▸ **WHAT THE TASK ASKS**
Every record should be written out exactly, please.

+++ SUPPLIED RECORDS +++

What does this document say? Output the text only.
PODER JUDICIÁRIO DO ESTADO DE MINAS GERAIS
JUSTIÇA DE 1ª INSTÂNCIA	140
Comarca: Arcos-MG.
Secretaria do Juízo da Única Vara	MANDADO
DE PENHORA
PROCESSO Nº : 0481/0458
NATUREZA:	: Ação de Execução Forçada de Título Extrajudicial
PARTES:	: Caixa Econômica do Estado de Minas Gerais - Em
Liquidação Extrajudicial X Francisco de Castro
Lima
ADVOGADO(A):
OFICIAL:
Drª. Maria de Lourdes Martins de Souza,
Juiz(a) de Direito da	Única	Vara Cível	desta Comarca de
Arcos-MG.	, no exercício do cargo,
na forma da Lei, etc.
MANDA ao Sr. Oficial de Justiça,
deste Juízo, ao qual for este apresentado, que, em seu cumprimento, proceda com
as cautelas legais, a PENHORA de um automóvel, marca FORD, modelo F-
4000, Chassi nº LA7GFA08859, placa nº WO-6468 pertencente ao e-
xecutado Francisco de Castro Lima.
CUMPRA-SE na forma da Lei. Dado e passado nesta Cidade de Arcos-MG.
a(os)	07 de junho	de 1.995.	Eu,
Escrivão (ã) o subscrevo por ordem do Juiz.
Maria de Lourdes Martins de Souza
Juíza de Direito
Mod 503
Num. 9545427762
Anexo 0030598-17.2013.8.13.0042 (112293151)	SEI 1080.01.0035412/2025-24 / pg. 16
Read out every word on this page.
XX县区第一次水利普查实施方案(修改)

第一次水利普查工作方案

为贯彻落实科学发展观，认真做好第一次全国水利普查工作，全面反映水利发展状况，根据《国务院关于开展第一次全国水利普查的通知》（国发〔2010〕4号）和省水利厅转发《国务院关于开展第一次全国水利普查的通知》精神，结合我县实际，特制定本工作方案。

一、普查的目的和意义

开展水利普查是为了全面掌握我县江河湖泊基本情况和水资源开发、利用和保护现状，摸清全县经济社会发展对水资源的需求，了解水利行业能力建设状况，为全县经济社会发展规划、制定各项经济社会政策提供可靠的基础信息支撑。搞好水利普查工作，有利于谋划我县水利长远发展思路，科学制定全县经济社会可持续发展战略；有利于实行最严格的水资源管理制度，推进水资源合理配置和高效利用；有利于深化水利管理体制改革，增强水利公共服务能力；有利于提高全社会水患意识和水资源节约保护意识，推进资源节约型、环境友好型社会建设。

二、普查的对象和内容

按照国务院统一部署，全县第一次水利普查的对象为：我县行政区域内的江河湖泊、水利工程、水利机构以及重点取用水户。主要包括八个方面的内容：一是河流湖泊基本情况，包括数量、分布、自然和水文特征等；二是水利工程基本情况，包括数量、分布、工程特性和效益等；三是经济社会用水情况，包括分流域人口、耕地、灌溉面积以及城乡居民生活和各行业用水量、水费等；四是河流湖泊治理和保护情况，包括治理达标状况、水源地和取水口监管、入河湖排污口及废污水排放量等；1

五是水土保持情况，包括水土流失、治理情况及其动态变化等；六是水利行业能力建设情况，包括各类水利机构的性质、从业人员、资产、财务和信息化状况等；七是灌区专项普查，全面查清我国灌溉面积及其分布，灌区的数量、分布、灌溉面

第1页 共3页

+++

▸ **CORRECT OUTPUT**
What does this document say? Output the text only.
PODER JUDICIÁRIO DO ESTADO DE MINAS GERAIS
JUSTIÇA DE 1ª INSTÂNCIA	140
Comarca: Arcos-MG.
Secretaria do Juízo da Única Vara	MANDADO
DE PENHORA
PROCESSO Nº : 0481/0458
NATUREZA:	: Ação de Execução Forçada de Título Extrajudicial
PARTES:	: Caixa Econômica do Estado de Minas Gerais - Em
Liquidação Extrajudicial X Francisco de Castro
Lima
ADVOGADO(A):
OFICIAL:
Drª. Maria de Lourdes Martins de Souza,
Juiz(a) de Direito da	Única	Vara Cível	desta Comarca de
Arcos-MG.	, no exercício do cargo,
na forma da Lei, etc.
MANDA ao Sr. Oficial de Justiça,
deste Juízo, ao qual for este apresentado, que, em seu cumprimento, proceda com
as cautelas legais, a PENHORA de um automóvel, marca FORD, modelo F-
4000, Chassi nº LA7GFA08859, placa nº WO-6468 pertencente ao e-
xecutado Francisco de Castro Lima.
CUMPRA-SE na forma da Lei. Dado e passado nesta Cidade de Arcos-MG.
a(os)	07 de junho	de 1.995.	Eu,
Escrivão (ã) o subscrevo por ordem do Juiz.
Maria de Lourdes Martins de Souza
Juíza de Direito
Mod 503
Num. 9545427762
Anexo 0030598-17.2013.8.13.0042 (112293151)	SEI 1080.01.0035412/2025-24 / pg. 16
Read out every word on this page.
XX县区第一次水利普查实施方案(修改)

第一次水利普查工作方案

为贯彻落实科学发展观，认真做好第一次全国水利普查工作，全面反映水利发展状况，根据《国务院关于开展第一次全国水利普查的通知》（国发〔2010〕4号）和省水利厅转发《国务院关于开展第一次全国水利普查的通知》精神，结合我县实际，特制定本工作方案。

一、普查的目的和意义

开展水利普查是为了全面掌握我县江河湖泊基本情况和水资源开发、利用和保护现状，摸清全县经济社会发展对水资源的需求，了解水利行业能力建设状况，为全县经济社会发展规划、制定各项经济社会政策提供可靠的基础信息支撑。搞好水利普查工作，有利于谋划我县水利长远发展思路，科学制定全县经济社会可持续发展战略；有利于实行最严格的水资源管理制度，推进水资源合理配置和高效利用；有利于深化水利管理体制改革，增强水利公共服务能力；有利于提高全社会水患意识和水资源节约保护意识，推进资源节约型、环境友好型社会建设。

二、普查的对象和内容

按照国务院统一部署，全县第一次水利普查的对象为：我县行政区域内的江河湖泊、水利工程、水利机构以及重点取用水户。主要包括八个方面的内容：一是河流湖泊基本情况，包括数量、分布、自然和水文特征等；二是水利工程基本情况，包括数量、分布、工程特性和效益等；三是经济社会用水情况，包括分流域人口、耕地、灌溉面积以及城乡居民生活和各行业用水量、水费等；四是河流湖泊治理和保护情况，包括治理达标状况、水源地和取水口监管、入河湖排污口及废污水排放量等；1

五是水土保持情况，包括水土流失、治理情况及其动态变化等；六是水利行业能力建设情况，包括各类水利机构的性质、从业人员、资产、财务和信息化状况等；七是灌区专项普查，全面查清我国灌溉面积及其分布，灌区的数量、分布、灌溉面

第1页 共3页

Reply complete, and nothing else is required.